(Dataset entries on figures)

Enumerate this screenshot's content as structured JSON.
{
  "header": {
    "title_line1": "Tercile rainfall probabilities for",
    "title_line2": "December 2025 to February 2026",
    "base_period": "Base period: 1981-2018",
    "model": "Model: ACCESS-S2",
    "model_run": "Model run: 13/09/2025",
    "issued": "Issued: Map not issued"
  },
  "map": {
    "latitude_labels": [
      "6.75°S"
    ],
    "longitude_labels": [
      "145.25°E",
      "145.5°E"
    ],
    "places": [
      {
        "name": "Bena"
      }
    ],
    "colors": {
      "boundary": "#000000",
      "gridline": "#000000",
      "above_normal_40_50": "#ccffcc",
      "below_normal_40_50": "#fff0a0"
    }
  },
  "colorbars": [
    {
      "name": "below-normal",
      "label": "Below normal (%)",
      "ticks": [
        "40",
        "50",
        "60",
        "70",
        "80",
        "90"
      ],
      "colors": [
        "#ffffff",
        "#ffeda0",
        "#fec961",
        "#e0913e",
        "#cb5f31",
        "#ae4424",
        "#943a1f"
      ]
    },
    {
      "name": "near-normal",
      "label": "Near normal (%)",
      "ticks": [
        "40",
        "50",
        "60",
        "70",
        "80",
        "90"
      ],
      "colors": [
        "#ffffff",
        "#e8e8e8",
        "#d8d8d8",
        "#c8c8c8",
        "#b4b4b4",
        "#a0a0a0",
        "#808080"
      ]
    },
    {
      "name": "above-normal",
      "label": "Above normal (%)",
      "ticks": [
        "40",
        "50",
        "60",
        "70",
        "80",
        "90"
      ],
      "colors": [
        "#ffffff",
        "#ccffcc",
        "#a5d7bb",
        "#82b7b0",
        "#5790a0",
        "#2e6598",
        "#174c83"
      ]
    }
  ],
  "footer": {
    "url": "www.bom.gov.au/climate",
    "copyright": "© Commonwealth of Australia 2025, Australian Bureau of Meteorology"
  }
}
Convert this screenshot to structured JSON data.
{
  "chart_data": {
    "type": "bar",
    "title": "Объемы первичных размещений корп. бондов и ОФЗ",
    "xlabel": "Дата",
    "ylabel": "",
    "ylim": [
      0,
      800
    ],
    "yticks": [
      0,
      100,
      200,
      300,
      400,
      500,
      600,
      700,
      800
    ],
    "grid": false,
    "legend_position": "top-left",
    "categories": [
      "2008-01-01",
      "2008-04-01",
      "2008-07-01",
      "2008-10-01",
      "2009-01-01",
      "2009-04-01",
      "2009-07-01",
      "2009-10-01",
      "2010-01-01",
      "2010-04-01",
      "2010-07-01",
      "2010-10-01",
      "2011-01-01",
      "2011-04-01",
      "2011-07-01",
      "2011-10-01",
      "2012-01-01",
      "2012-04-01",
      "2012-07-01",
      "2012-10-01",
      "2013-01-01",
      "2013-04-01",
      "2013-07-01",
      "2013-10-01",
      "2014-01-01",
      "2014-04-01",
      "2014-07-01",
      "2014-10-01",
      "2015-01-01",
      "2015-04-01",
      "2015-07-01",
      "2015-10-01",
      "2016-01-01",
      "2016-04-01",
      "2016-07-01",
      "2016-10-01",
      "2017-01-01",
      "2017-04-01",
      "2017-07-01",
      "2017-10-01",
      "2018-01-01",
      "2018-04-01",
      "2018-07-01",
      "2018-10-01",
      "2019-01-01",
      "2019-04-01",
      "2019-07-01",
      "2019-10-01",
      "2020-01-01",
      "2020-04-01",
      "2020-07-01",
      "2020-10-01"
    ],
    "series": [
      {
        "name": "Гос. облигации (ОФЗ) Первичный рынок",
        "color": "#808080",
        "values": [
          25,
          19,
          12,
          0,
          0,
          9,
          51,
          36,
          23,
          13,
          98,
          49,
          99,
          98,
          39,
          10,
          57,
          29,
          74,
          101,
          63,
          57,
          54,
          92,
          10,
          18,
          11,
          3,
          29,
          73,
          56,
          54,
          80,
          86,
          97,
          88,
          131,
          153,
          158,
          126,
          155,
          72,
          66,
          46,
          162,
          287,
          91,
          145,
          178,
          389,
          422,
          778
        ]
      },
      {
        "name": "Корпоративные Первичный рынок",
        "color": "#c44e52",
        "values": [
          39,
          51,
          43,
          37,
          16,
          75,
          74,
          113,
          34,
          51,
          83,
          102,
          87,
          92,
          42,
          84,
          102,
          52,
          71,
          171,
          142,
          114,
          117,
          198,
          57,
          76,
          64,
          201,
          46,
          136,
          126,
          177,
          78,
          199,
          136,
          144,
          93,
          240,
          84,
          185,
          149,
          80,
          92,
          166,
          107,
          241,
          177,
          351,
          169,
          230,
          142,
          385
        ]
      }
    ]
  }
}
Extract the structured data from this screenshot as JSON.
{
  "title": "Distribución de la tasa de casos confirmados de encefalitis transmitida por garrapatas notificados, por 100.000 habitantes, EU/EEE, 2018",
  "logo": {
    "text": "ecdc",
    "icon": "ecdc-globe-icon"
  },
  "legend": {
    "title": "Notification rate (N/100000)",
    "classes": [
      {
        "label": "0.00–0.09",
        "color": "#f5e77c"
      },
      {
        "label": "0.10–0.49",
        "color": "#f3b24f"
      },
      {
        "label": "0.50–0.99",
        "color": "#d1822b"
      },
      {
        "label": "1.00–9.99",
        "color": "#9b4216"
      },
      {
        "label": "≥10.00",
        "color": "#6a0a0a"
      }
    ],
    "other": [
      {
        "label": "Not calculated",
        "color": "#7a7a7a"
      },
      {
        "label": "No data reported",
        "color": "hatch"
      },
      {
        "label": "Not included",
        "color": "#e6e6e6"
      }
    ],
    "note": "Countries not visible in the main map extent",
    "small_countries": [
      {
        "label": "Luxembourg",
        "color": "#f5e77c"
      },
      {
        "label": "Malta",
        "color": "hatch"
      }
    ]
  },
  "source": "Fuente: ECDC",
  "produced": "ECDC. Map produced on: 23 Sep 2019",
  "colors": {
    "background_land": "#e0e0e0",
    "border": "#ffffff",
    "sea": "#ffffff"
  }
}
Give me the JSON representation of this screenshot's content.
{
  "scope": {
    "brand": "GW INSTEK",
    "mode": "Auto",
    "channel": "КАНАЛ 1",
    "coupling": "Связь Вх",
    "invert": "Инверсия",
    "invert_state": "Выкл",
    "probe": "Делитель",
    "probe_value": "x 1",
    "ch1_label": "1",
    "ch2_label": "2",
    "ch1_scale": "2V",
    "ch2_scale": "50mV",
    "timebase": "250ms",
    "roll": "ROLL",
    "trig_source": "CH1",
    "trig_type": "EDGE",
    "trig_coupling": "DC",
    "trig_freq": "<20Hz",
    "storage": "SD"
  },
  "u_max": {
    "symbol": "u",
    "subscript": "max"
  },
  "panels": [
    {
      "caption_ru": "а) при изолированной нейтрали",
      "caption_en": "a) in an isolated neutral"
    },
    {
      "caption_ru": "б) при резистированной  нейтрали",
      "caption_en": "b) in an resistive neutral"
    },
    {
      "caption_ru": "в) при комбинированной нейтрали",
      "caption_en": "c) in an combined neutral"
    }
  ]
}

▶ [Instructions to follow] Repeat all the entries word for word.

▶ [Result of this task]
Enumerate this screenshot's content as structured JSON.
{
  "header": {
    "title_line1": "Tercile rainfall probabilities for",
    "title_line2": "December 2025 to February 2026",
    "base_period": "Base period: 1981-2018",
    "model": "Model: ACCESS-S2",
    "model_run": "Model run: 13/09/2025",
    "issued": "Issued: Map not issued"
  },
  "map": {
    "latitude_labels": [
      "6.75°S"
    ],
    "longitude_labels": [
      "145.25°E",
      "145.5°E"
    ],
    "places": [
      {
        "name": "Bena"
      }
    ],
    "colors": {
      "boundary": "#000000",
      "gridline": "#000000",
      "above_normal_40_50": "#ccffcc",
      "below_normal_40_50": "#fff0a0"
    }
  },
  "colorbars": [
    {
      "name": "below-normal",
      "label": "Below normal (%)",
      "ticks": [
        "40",
        "50",
        "60",
        "70",
        "80",
        "90"
      ],
      "colors": [
        "#ffffff",
        "#ffeda0",
        "#fec961",
        "#e0913e",
        "#cb5f31",
        "#ae4424",
        "#943a1f"
      ]
    },
    {
      "name": "near-normal",
      "label": "Near normal (%)",
      "ticks": [
        "40",
        "50",
        "60",
        "70",
        "80",
        "90"
      ],
      "colors": [
        "#ffffff",
        "#e8e8e8",
        "#d8d8d8",
        "#c8c8c8",
        "#b4b4b4",
        "#a0a0a0",
        "#808080"
      ]
    },
    {
      "name": "above-normal",
      "label": "Above normal (%)",
      "ticks": [
        "40",
        "50",
        "60",
        "70",
        "80",
        "90"
      ],
      "colors": [
        "#ffffff",
        "#ccffcc",
        "#a5d7bb",
        "#82b7b0",
        "#5790a0",
        "#2e6598",
        "#174c83"
      ]
    }
  ],
  "footer": {
    "url": "www.bom.gov.au/climate",
    "copyright": "© Commonwealth of Australia 2025, Australian Bureau of Meteorology"
  }
}
Convert this screenshot to structured JSON data.
{
  "chart_data": {
    "type": "bar",
    "title": "Объемы первичных размещений корп. бондов и ОФЗ",
    "xlabel": "Дата",
    "ylabel": "",
    "ylim": [
      0,
      800
    ],
    "yticks": [
      0,
      100,
      200,
      300,
      400,
      500,
      600,
      700,
      800
    ],
    "grid": false,
    "legend_position": "top-left",
    "categories": [
      "2008-01-01",
      "2008-04-01",
      "2008-07-01",
      "2008-10-01",
      "2009-01-01",
      "2009-04-01",
      "2009-07-01",
      "2009-10-01",
      "2010-01-01",
      "2010-04-01",
      "2010-07-01",
      "2010-10-01",
      "2011-01-01",
      "2011-04-01",
      "2011-07-01",
      "2011-10-01",
      "2012-01-01",
      "2012-04-01",
      "2012-07-01",
      "2012-10-01",
      "2013-01-01",
      "2013-04-01",
      "2013-07-01",
      "2013-10-01",
      "2014-01-01",
      "2014-04-01",
      "2014-07-01",
      "2014-10-01",
      "2015-01-01",
      "2015-04-01",
      "2015-07-01",
      "2015-10-01",
      "2016-01-01",
      "2016-04-01",
      "2016-07-01",
      "2016-10-01",
      "2017-01-01",
      "2017-04-01",
      "2017-07-01",
      "2017-10-01",
      "2018-01-01",
      "2018-04-01",
      "2018-07-01",
      "2018-10-01",
      "2019-01-01",
      "2019-04-01",
      "2019-07-01",
      "2019-10-01",
      "2020-01-01",
      "2020-04-01",
      "2020-07-01",
      "2020-10-01"
    ],
    "series": [
      {
        "name": "Гос. облигации (ОФЗ) Первичный рынок",
        "color": "#808080",
        "values": [
          25,
          19,
          12,
          0,
          0,
          9,
          51,
          36,
          23,
          13,
          98,
          49,
          99,
          98,
          39,
          10,
          57,
          29,
          74,
          101,
          63,
          57,
          54,
          92,
          10,
          18,
          11,
          3,
          29,
          73,
          56,
          54,
          80,
          86,
          97,
          88,
          131,
          153,
          158,
          126,
          155,
          72,
          66,
          46,
          162,
          287,
          91,
          145,
          178,
          389,
          422,
          778
        ]
      },
      {
        "name": "Корпоративные Первичный рынок",
        "color": "#c44e52",
        "values": [
          39,
          51,
          43,
          37,
          16,
          75,
          74,
          113,
          34,
          51,
          83,
          102,
          87,
          92,
          42,
          84,
          102,
          52,
          71,
          171,
          142,
          114,
          117,
          198,
          57,
          76,
          64,
          201,
          46,
          136,
          126,
          177,
          78,
          199,
          136,
          144,
          93,
          240,
          84,
          185,
          149,
          80,
          92,
          166,
          107,
          241,
          177,
          351,
          169,
          230,
          142,
          385
        ]
      }
    ]
  }
}
Extract the structured data from this screenshot as JSON.
{
  "title": "Distribución de la tasa de casos confirmados de encefalitis transmitida por garrapatas notificados, por 100.000 habitantes, EU/EEE, 2018",
  "logo": {
    "text": "ecdc",
    "icon": "ecdc-globe-icon"
  },
  "legend": {
    "title": "Notification rate (N/100000)",
    "classes": [
      {
        "label": "0.00–0.09",
        "color": "#f5e77c"
      },
      {
        "label": "0.10–0.49",
        "color": "#f3b24f"
      },
      {
        "label": "0.50–0.99",
        "color": "#d1822b"
      },
      {
        "label": "1.00–9.99",
        "color": "#9b4216"
      },
      {
        "label": "≥10.00",
        "color": "#6a0a0a"
      }
    ],
    "other": [
      {
        "label": "Not calculated",
        "color": "#7a7a7a"
      },
      {
        "label": "No data reported",
        "color": "hatch"
      },
      {
        "label": "Not included",
        "color": "#e6e6e6"
      }
    ],
    "note": "Countries not visible in the main map extent",
    "small_countries": [
      {
        "label": "Luxembourg",
        "color": "#f5e77c"
      },
      {
        "label": "Malta",
        "color": "hatch"
      }
    ]
  },
  "source": "Fuente: ECDC",
  "produced": "ECDC. Map produced on: 23 Sep 2019",
  "colors": {
    "background_land": "#e0e0e0",
    "border": "#ffffff",
    "sea": "#ffffff"
  }
}
Give me the JSON representation of this screenshot's content.
{
  "scope": {
    "brand": "GW INSTEK",
    "mode": "Auto",
    "channel": "КАНАЛ 1",
    "coupling": "Связь Вх",
    "invert": "Инверсия",
    "invert_state": "Выкл",
    "probe": "Делитель",
    "probe_value": "x 1",
    "ch1_label": "1",
    "ch2_label": "2",
    "ch1_scale": "2V",
    "ch2_scale": "50mV",
    "timebase": "250ms",
    "roll": "ROLL",
    "trig_source": "CH1",
    "trig_type": "EDGE",
    "trig_coupling": "DC",
    "trig_freq": "<20Hz",
    "storage": "SD"
  },
  "u_max": {
    "symbol": "u",
    "subscript": "max"
  },
  "panels": [
    {
      "caption_ru": "а) при изолированной нейтрали",
      "caption_en": "a) in an isolated neutral"
    },
    {
      "caption_ru": "б) при резистированной  нейтрали",
      "caption_en": "b) in an resistive neutral"
    },
    {
      "caption_ru": "в) при комбинированной нейтрали",
      "caption_en": "c) in an combined neutral"
    }
  ]
}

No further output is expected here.